— START —

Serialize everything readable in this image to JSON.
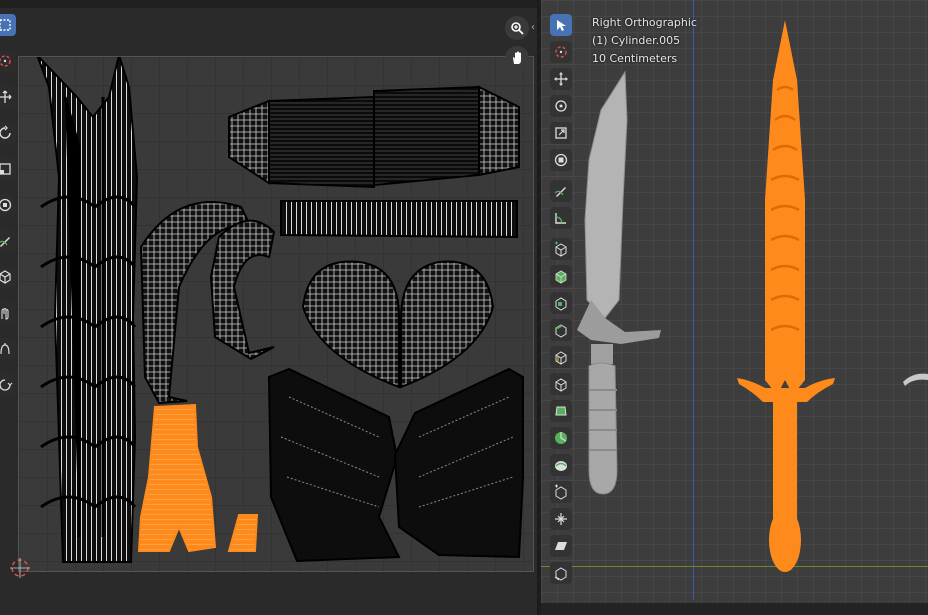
{
  "viewport": {
    "view_name": "Right Orthographic",
    "object_name": "(1) Cylinder.005",
    "grid_scale": "10 Centimeters"
  },
  "colors": {
    "selection": "#ff8a1c",
    "mesh": "#b9b9b9",
    "active_tool": "#4772b3"
  },
  "uv_editor": {
    "tools": [
      "select-box-icon",
      "cursor-icon",
      "move-icon",
      "rotate-icon",
      "scale-icon",
      "transform-icon",
      "annotate-icon",
      "grab-icon",
      "pinch-icon",
      "relax-icon",
      "rip-icon"
    ],
    "nav": [
      "zoom-icon",
      "pan-hand-icon"
    ]
  },
  "viewport_tools": [
    "select-box-icon",
    "cursor-icon",
    "move-icon",
    "rotate-icon",
    "scale-icon",
    "transform-icon",
    "annotate-icon",
    "measure-icon",
    "add-cube-icon",
    "extrude-icon",
    "inset-icon",
    "bevel-icon",
    "loop-cut-icon",
    "knife-icon",
    "poly-build-icon",
    "spin-icon",
    "smooth-icon",
    "edge-slide-icon",
    "shrink-fatten-icon",
    "shear-icon",
    "rip-region-icon"
  ]
}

— END —

*Required task:*
The listing above must be printed again exactly, minus its pictures.

*Reply:*
Serialize everything readable in this image to JSON.
{
  "viewport": {
    "view_name": "Right Orthographic",
    "object_name": "(1) Cylinder.005",
    "grid_scale": "10 Centimeters"
  },
  "colors": {
    "selection": "#ff8a1c",
    "mesh": "#b9b9b9",
    "active_tool": "#4772b3"
  },
  "uv_editor": {
    "tools": [
      "select-box-icon",
      "cursor-icon",
      "move-icon",
      "rotate-icon",
      "scale-icon",
      "transform-icon",
      "annotate-icon",
      "grab-icon",
      "pinch-icon",
      "relax-icon",
      "rip-icon"
    ],
    "nav": [
      "zoom-icon",
      "pan-hand-icon"
    ]
  },
  "viewport_tools": [
    "select-box-icon",
    "cursor-icon",
    "move-icon",
    "rotate-icon",
    "scale-icon",
    "transform-icon",
    "annotate-icon",
    "measure-icon",
    "add-cube-icon",
    "extrude-icon",
    "inset-icon",
    "bevel-icon",
    "loop-cut-icon",
    "knife-icon",
    "poly-build-icon",
    "spin-icon",
    "smooth-icon",
    "edge-slide-icon",
    "shrink-fatten-icon",
    "shear-icon",
    "rip-region-icon"
  ]
}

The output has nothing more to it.